[Extracted data entries]
· · ·

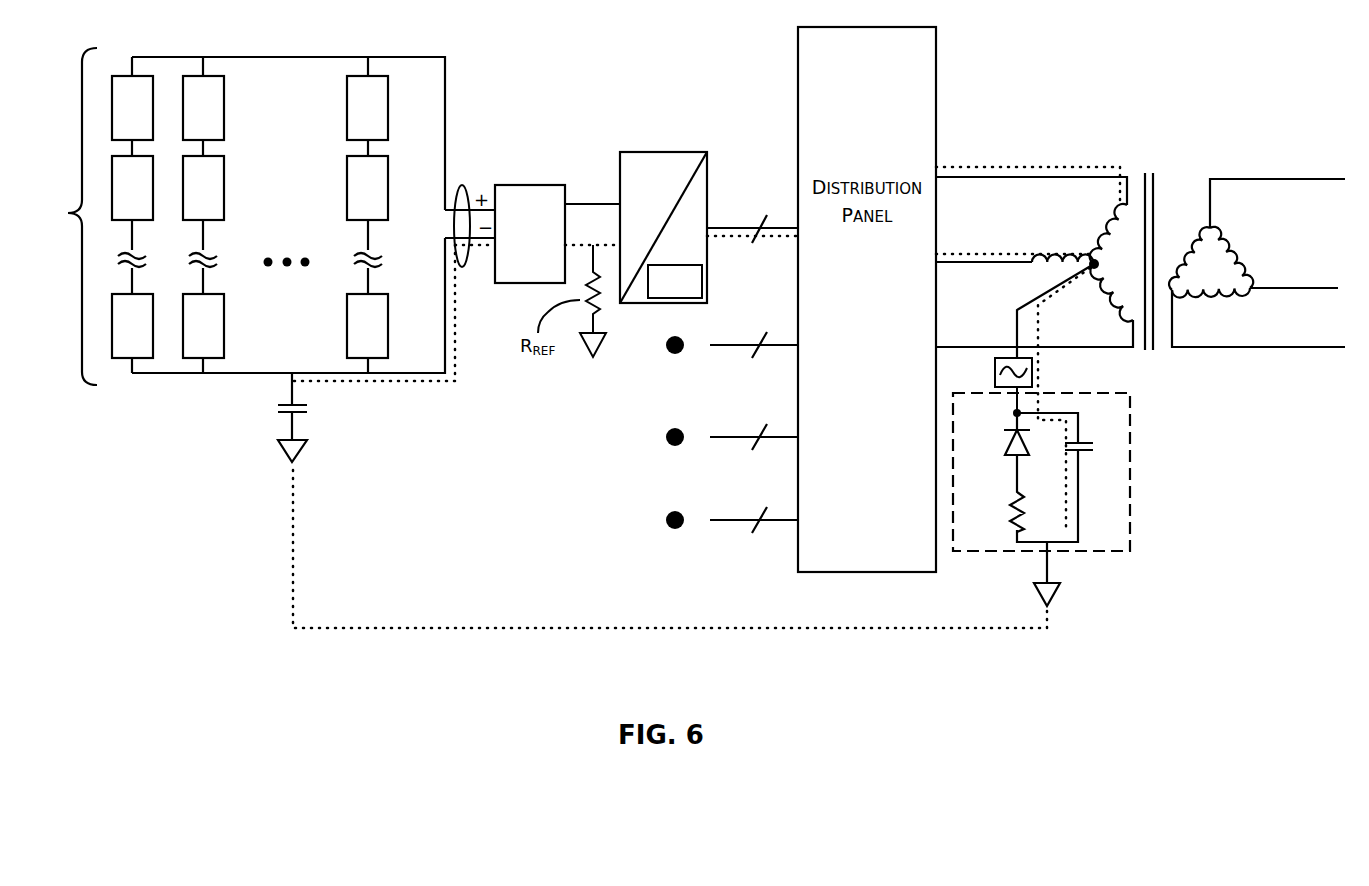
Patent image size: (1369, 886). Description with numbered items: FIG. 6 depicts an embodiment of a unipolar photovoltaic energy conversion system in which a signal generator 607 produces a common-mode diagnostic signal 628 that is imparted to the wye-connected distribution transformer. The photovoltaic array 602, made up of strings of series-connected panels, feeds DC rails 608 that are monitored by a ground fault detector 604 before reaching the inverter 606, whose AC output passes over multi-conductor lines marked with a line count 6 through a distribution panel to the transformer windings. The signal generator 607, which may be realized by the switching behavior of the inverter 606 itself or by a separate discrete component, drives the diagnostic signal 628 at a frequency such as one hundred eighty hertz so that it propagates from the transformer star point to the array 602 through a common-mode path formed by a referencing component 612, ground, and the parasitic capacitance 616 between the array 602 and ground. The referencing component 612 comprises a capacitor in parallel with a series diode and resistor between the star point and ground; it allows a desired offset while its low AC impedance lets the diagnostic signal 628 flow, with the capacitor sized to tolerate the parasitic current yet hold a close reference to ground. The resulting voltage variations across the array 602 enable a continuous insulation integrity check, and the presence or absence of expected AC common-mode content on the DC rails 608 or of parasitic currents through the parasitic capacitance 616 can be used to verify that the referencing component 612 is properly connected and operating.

The array 602 is at (235, 216).
The ground fault detector 604 is at (530, 234).
The inverter 606 is at (663, 227).
The signal generator 607 is at (675, 281).
The DC rails 608 is at (465, 185).
The referencing component 612 is at (1130, 408).
The parasitic capacitance 616 is at (305, 403).
The diagnostic signal 628 is at (455, 300).
The bus line count 6 is at (732, 363).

· · ·

STATED EXERCISE: Present each line of the records above as a Markdown table with the columns "Row" and "Record line", numbering the rows in order. Omit blank lines and leave the pictures out of the answer.

EXPECTED OUTPUT:
| Row | Record line |
|---|---|
| 1 | Patent image size: (1369, 886). Description with numbered items: FIG. 6 depicts an embodiment of a unipolar photovoltaic energy conversion system in which a signal generator 607 produces a common-mode diagnostic signal 628 that is imparted to the wye-connected distribution transformer. The photovoltaic array 602, made up of strings of series-connected panels, feeds DC rails 608 that are monitored by a ground fault detector 604 before reaching the inverter 606, whose AC output passes over multi-conductor lines marked with a line count 6 through a distribution panel to the transformer windings. The signal generator 607, which may be realized by the switching behavior of the inverter 606 itself or by a separate discrete component, drives the diagnostic signal 628 at a frequency such as one hundred eighty hertz so that it propagates from the transformer star point to the array 602 through a common-mode path formed by a referencing component 612, ground, and the parasitic capacitance 616 between the array 602 and ground. The referencing component 612 comprises a capacitor in parallel with a series diode and resistor between the star point and ground; it allows a desired offset while its low AC impedance lets the diagnostic signal 628 flow, with the capacitor sized to tolerate the parasitic current yet hold a close reference to ground. The resulting voltage variations across the array 602 enable a continuous insulation integrity check, and the presence or absence of expected AC common-mode content on the DC rails 608 or of parasitic currents through the parasitic capacitance 616 can be used to verify that the referencing component 612 is properly connected and operating. |
| 2 | The array 602 is at (235, 216). |
| 3 | The ground fault detector 604 is at (530, 234). |
| 4 | The inverter 606 is at (663, 227). |
| 5 | The signal generator 607 is at (675, 281). |
| 6 | The DC rails 608 is at (465, 185). |
| 7 | The referencing component 612 is at (1130, 408). |
| 8 | The parasitic capacitance 616 is at (305, 403). |
| 9 | The diagnostic signal 628 is at (455, 300). |
| 10 | The bus line count 6 is at (732, 363). |